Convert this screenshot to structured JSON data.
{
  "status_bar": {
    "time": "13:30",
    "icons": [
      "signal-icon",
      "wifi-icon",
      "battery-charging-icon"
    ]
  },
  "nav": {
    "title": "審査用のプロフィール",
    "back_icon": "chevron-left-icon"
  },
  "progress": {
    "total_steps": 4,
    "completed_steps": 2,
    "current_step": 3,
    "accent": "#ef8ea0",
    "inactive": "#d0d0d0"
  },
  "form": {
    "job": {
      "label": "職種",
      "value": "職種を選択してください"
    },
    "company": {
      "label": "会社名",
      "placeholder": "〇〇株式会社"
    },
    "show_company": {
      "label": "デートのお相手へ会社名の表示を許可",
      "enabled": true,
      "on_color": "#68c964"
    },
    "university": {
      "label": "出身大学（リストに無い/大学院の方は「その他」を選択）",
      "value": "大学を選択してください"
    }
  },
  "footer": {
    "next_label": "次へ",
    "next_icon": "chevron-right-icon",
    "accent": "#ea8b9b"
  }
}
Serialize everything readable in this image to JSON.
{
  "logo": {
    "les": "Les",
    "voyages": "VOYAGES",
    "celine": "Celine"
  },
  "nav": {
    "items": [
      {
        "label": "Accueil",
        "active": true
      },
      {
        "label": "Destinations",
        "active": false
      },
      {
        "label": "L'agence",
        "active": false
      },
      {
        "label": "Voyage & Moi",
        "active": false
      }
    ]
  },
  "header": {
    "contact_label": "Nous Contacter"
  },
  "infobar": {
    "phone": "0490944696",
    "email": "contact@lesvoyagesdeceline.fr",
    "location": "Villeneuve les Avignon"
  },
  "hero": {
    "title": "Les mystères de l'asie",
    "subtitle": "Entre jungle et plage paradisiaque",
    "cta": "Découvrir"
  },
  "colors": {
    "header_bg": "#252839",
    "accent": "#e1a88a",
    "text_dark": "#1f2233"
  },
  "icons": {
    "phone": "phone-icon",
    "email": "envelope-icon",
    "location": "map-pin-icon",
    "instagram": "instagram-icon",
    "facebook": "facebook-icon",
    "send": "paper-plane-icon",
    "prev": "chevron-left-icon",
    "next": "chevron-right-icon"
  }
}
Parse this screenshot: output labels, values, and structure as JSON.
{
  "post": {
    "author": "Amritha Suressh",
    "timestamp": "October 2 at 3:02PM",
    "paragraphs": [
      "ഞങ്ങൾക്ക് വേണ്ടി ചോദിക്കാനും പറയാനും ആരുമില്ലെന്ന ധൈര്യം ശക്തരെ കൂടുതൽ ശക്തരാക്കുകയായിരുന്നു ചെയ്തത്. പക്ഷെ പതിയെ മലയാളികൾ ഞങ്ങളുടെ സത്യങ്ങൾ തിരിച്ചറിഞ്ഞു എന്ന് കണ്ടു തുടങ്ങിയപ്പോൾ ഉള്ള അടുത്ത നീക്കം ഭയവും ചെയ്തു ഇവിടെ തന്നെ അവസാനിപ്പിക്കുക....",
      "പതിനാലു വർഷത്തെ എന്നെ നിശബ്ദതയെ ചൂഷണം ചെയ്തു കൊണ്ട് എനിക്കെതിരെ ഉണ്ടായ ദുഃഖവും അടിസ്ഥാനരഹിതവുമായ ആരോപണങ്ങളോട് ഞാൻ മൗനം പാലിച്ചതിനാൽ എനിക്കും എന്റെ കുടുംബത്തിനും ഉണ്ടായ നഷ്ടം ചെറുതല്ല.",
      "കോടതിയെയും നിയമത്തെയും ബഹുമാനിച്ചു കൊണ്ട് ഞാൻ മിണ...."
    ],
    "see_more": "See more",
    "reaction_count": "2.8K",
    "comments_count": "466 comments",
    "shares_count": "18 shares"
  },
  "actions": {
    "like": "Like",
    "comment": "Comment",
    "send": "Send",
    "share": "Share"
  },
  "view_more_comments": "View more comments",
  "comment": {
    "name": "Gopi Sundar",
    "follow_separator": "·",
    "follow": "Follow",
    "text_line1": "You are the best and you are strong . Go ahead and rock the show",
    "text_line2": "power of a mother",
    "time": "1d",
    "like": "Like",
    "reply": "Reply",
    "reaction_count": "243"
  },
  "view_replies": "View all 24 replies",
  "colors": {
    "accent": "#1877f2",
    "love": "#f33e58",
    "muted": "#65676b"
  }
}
____
**THE EXERCISE:**
Collect, from the material above, every line containing the word "chevron".

**FINISHED ANSWER:**
    "back_icon": "chevron-left-icon"
    "next_icon": "chevron-right-icon",
    "prev": "chevron-left-icon",
    "next": "chevron-right-icon"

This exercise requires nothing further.